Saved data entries
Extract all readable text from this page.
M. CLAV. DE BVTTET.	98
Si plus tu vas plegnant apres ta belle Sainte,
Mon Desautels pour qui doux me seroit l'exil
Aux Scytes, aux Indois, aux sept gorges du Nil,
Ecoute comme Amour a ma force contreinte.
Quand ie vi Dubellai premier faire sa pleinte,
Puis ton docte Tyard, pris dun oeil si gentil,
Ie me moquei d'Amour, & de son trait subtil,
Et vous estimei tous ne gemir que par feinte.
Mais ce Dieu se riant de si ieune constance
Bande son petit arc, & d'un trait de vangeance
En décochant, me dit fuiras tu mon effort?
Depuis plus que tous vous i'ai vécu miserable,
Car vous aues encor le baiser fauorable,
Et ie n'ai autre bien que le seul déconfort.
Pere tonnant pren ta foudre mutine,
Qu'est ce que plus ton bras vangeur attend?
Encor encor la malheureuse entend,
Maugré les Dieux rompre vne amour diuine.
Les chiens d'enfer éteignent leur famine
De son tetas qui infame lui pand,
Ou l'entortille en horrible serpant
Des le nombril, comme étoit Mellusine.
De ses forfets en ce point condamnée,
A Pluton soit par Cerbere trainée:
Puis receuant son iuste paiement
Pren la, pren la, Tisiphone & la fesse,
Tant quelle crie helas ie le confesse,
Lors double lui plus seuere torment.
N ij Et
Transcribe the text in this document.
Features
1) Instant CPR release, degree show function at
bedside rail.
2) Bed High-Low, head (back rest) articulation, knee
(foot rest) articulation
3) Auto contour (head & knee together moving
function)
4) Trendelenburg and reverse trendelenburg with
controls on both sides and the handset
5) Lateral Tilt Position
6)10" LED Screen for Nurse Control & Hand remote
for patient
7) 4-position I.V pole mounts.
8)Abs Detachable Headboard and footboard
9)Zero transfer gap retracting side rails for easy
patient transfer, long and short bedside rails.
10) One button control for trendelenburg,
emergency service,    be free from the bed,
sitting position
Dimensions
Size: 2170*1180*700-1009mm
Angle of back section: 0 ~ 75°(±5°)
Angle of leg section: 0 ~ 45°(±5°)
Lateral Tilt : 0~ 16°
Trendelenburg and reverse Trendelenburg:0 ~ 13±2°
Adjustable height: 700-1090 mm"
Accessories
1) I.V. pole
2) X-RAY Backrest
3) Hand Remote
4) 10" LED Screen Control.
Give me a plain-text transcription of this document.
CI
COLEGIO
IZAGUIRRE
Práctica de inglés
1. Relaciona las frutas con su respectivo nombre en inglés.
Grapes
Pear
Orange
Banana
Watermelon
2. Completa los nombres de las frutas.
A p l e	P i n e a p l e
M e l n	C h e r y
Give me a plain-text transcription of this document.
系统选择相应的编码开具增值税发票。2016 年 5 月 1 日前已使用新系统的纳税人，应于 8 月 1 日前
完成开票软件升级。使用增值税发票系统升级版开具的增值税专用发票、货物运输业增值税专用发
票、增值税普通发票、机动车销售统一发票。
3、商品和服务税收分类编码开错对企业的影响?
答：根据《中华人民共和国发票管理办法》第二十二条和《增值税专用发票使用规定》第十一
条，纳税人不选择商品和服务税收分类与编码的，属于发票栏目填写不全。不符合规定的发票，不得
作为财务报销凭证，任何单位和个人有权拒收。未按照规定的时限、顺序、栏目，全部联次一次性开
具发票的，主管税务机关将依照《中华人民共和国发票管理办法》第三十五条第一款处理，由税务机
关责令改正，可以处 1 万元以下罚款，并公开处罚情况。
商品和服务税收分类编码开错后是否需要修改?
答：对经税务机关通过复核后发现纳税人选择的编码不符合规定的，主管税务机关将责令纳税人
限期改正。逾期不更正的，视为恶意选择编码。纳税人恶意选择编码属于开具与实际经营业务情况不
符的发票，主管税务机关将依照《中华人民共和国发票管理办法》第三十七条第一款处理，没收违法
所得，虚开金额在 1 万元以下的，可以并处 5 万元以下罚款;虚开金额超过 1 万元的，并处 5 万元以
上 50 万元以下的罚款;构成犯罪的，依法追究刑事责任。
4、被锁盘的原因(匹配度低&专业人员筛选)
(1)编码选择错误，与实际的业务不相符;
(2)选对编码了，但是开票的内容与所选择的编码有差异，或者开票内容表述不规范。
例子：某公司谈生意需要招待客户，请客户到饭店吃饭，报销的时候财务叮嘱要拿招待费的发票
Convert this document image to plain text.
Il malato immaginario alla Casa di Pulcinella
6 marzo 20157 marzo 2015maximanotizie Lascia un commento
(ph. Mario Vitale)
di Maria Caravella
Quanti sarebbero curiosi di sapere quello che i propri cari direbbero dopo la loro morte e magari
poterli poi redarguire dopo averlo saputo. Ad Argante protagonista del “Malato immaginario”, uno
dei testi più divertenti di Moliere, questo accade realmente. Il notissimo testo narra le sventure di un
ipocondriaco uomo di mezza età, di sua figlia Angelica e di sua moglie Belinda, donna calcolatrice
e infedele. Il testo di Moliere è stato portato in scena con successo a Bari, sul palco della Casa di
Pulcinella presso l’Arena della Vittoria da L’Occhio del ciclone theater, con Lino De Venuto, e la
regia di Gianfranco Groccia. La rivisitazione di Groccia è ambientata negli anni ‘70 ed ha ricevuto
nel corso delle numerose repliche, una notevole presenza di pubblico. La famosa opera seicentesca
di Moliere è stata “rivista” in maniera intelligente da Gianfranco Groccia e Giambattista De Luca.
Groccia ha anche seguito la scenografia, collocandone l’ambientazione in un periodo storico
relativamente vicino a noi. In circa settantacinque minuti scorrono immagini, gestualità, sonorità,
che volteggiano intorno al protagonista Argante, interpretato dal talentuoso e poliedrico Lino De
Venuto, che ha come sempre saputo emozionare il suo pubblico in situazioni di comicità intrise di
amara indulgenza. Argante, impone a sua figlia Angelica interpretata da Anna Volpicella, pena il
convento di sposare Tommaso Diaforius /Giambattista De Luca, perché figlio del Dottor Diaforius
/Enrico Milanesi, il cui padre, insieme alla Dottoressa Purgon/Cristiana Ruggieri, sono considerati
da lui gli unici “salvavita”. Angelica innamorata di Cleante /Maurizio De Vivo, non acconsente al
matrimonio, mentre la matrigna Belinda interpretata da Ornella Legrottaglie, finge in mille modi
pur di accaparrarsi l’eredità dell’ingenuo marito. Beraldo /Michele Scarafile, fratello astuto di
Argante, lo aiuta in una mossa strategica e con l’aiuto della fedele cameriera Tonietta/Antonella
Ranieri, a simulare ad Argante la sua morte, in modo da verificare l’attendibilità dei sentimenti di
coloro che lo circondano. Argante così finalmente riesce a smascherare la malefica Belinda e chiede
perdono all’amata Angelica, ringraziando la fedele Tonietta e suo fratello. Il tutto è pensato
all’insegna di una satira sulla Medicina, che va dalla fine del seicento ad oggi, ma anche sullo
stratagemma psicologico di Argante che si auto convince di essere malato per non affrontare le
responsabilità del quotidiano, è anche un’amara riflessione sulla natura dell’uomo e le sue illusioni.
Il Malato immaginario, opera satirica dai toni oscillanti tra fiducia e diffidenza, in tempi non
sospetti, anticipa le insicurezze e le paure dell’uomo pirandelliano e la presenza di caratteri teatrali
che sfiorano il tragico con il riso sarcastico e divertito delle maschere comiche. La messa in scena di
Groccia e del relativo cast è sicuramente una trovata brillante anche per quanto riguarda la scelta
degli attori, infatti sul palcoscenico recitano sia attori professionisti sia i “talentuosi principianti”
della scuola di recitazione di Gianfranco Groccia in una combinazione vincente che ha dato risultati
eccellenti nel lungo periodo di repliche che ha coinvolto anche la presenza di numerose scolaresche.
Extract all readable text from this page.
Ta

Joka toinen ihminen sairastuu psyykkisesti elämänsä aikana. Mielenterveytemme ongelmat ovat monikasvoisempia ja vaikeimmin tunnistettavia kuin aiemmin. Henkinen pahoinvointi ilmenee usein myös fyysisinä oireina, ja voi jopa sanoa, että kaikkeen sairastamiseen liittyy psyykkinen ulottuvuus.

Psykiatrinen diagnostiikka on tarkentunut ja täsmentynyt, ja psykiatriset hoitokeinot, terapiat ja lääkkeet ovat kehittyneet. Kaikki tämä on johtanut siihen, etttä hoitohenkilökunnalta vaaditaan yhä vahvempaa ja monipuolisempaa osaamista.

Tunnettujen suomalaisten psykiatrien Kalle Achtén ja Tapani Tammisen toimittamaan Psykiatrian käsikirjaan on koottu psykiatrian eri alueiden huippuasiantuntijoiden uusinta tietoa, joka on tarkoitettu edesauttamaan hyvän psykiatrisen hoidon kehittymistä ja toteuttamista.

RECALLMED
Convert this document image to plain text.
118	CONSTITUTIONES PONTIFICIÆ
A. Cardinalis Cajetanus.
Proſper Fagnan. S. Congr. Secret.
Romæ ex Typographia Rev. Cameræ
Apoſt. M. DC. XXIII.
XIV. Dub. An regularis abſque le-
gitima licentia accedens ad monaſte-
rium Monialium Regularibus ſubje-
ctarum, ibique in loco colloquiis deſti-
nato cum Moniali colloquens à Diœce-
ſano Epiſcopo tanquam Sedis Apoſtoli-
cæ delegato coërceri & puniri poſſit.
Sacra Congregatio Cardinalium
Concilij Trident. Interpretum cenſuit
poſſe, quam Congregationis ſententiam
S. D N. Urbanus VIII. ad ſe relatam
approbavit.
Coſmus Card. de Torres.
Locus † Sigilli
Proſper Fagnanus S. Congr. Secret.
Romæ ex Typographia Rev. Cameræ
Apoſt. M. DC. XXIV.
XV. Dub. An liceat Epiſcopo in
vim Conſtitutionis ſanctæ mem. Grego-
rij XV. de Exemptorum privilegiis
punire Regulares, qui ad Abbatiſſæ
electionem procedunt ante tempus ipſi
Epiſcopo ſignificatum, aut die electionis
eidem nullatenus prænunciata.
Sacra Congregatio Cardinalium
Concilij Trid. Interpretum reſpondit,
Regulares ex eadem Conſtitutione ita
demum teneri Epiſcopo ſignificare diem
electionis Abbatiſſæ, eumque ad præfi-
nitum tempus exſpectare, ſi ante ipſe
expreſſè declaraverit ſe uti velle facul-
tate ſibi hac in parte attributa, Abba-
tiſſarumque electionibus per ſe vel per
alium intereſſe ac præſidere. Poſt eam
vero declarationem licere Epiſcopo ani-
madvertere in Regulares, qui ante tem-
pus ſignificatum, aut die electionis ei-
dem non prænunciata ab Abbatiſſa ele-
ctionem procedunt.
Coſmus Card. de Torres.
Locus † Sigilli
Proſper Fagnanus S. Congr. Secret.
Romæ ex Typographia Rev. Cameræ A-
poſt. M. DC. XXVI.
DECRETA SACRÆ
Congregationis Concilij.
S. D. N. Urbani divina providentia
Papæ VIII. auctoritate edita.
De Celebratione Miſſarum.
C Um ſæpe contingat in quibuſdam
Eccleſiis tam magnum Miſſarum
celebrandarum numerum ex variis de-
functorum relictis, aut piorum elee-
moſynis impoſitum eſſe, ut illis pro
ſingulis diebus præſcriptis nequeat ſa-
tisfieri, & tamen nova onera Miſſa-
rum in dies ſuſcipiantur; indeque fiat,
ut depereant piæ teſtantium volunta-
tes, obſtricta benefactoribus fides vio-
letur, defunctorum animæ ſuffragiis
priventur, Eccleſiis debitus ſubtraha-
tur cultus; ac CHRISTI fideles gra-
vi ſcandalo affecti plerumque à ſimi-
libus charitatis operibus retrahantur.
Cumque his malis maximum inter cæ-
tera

◆ What is needed ◆
Tally how many lines of the records hold the word "delle". Answer with the number only.

◆ Expected output ◆
2